Make an exact copy of the entries below.

====

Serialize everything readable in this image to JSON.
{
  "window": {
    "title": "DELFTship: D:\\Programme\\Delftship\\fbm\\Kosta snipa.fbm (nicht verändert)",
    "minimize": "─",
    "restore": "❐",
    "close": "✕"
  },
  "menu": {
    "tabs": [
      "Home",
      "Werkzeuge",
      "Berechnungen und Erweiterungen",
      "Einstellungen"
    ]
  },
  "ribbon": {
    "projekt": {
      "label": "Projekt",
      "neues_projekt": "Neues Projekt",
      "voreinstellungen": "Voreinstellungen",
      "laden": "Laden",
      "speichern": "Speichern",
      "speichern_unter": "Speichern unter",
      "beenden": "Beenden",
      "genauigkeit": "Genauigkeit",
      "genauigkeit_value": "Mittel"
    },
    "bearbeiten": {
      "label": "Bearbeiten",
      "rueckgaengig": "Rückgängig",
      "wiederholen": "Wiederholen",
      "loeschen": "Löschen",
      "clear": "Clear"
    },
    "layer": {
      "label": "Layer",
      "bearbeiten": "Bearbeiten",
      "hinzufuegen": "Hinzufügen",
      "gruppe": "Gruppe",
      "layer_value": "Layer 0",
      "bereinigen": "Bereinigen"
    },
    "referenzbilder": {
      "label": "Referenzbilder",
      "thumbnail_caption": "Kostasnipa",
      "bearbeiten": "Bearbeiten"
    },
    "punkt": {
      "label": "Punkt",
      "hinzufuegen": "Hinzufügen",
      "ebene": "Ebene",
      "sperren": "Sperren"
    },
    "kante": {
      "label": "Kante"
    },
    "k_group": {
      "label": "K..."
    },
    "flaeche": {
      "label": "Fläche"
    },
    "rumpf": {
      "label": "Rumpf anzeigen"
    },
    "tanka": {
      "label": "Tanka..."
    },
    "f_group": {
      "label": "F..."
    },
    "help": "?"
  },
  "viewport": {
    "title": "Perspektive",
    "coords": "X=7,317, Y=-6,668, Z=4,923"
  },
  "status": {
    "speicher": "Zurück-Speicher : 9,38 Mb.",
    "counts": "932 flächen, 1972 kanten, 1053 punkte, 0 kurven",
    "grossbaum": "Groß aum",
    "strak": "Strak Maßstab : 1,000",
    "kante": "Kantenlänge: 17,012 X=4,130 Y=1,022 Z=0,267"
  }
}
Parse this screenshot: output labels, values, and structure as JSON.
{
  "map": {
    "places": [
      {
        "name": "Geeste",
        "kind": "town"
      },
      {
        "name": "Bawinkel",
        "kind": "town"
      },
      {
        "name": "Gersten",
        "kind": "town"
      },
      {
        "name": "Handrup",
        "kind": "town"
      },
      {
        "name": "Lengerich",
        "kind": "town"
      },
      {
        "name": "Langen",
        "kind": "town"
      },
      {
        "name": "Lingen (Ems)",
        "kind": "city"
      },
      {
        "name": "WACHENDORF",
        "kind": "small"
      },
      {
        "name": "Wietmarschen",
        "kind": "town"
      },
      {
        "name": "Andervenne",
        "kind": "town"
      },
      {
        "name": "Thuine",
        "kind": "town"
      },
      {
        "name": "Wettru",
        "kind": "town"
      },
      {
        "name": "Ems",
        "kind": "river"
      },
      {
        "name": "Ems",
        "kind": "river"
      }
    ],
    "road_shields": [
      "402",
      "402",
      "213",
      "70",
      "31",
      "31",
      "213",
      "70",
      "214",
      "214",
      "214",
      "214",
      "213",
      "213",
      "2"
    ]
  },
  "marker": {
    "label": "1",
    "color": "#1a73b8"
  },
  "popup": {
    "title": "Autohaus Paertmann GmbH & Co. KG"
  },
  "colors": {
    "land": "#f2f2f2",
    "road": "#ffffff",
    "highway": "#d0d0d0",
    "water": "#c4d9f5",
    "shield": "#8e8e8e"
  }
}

====

REPLY TO THE EXERCISE:
Serialize everything readable in this image to JSON.
{
  "window": {
    "title": "DELFTship: D:\\Programme\\Delftship\\fbm\\Kosta snipa.fbm (nicht verändert)",
    "minimize": "─",
    "restore": "❐",
    "close": "✕"
  },
  "menu": {
    "tabs": [
      "Home",
      "Werkzeuge",
      "Berechnungen und Erweiterungen",
      "Einstellungen"
    ]
  },
  "ribbon": {
    "projekt": {
      "label": "Projekt",
      "neues_projekt": "Neues Projekt",
      "voreinstellungen": "Voreinstellungen",
      "laden": "Laden",
      "speichern": "Speichern",
      "speichern_unter": "Speichern unter",
      "beenden": "Beenden",
      "genauigkeit": "Genauigkeit",
      "genauigkeit_value": "Mittel"
    },
    "bearbeiten": {
      "label": "Bearbeiten",
      "rueckgaengig": "Rückgängig",
      "wiederholen": "Wiederholen",
      "loeschen": "Löschen",
      "clear": "Clear"
    },
    "layer": {
      "label": "Layer",
      "bearbeiten": "Bearbeiten",
      "hinzufuegen": "Hinzufügen",
      "gruppe": "Gruppe",
      "layer_value": "Layer 0",
      "bereinigen": "Bereinigen"
    },
    "referenzbilder": {
      "label": "Referenzbilder",
      "thumbnail_caption": "Kostasnipa",
      "bearbeiten": "Bearbeiten"
    },
    "punkt": {
      "label": "Punkt",
      "hinzufuegen": "Hinzufügen",
      "ebene": "Ebene",
      "sperren": "Sperren"
    },
    "kante": {
      "label": "Kante"
    },
    "k_group": {
      "label": "K..."
    },
    "flaeche": {
      "label": "Fläche"
    },
    "rumpf": {
      "label": "Rumpf anzeigen"
    },
    "tanka": {
      "label": "Tanka..."
    },
    "f_group": {
      "label": "F..."
    },
    "help": "?"
  },
  "viewport": {
    "title": "Perspektive",
    "coords": "X=7,317, Y=-6,668, Z=4,923"
  },
  "status": {
    "speicher": "Zurück-Speicher : 9,38 Mb.",
    "counts": "932 flächen, 1972 kanten, 1053 punkte, 0 kurven",
    "grossbaum": "Groß aum",
    "strak": "Strak Maßstab : 1,000",
    "kante": "Kantenlänge: 17,012 X=4,130 Y=1,022 Z=0,267"
  }
}
Parse this screenshot: output labels, values, and structure as JSON.
{
  "map": {
    "places": [
      {
        "name": "Geeste",
        "kind": "town"
      },
      {
        "name": "Bawinkel",
        "kind": "town"
      },
      {
        "name": "Gersten",
        "kind": "town"
      },
      {
        "name": "Handrup",
        "kind": "town"
      },
      {
        "name": "Lengerich",
        "kind": "town"
      },
      {
        "name": "Langen",
        "kind": "town"
      },
      {
        "name": "Lingen (Ems)",
        "kind": "city"
      },
      {
        "name": "WACHENDORF",
        "kind": "small"
      },
      {
        "name": "Wietmarschen",
        "kind": "town"
      },
      {
        "name": "Andervenne",
        "kind": "town"
      },
      {
        "name": "Thuine",
        "kind": "town"
      },
      {
        "name": "Wettru",
        "kind": "town"
      },
      {
        "name": "Ems",
        "kind": "river"
      },
      {
        "name": "Ems",
        "kind": "river"
      }
    ],
    "road_shields": [
      "402",
      "402",
      "213",
      "70",
      "31",
      "31",
      "213",
      "70",
      "214",
      "214",
      "214",
      "214",
      "213",
      "213",
      "2"
    ]
  },
  "marker": {
    "label": "1",
    "color": "#1a73b8"
  },
  "popup": {
    "title": "Autohaus Paertmann GmbH & Co. KG"
  },
  "colors": {
    "land": "#f2f2f2",
    "road": "#ffffff",
    "highway": "#d0d0d0",
    "water": "#c4d9f5",
    "shield": "#8e8e8e"
  }
}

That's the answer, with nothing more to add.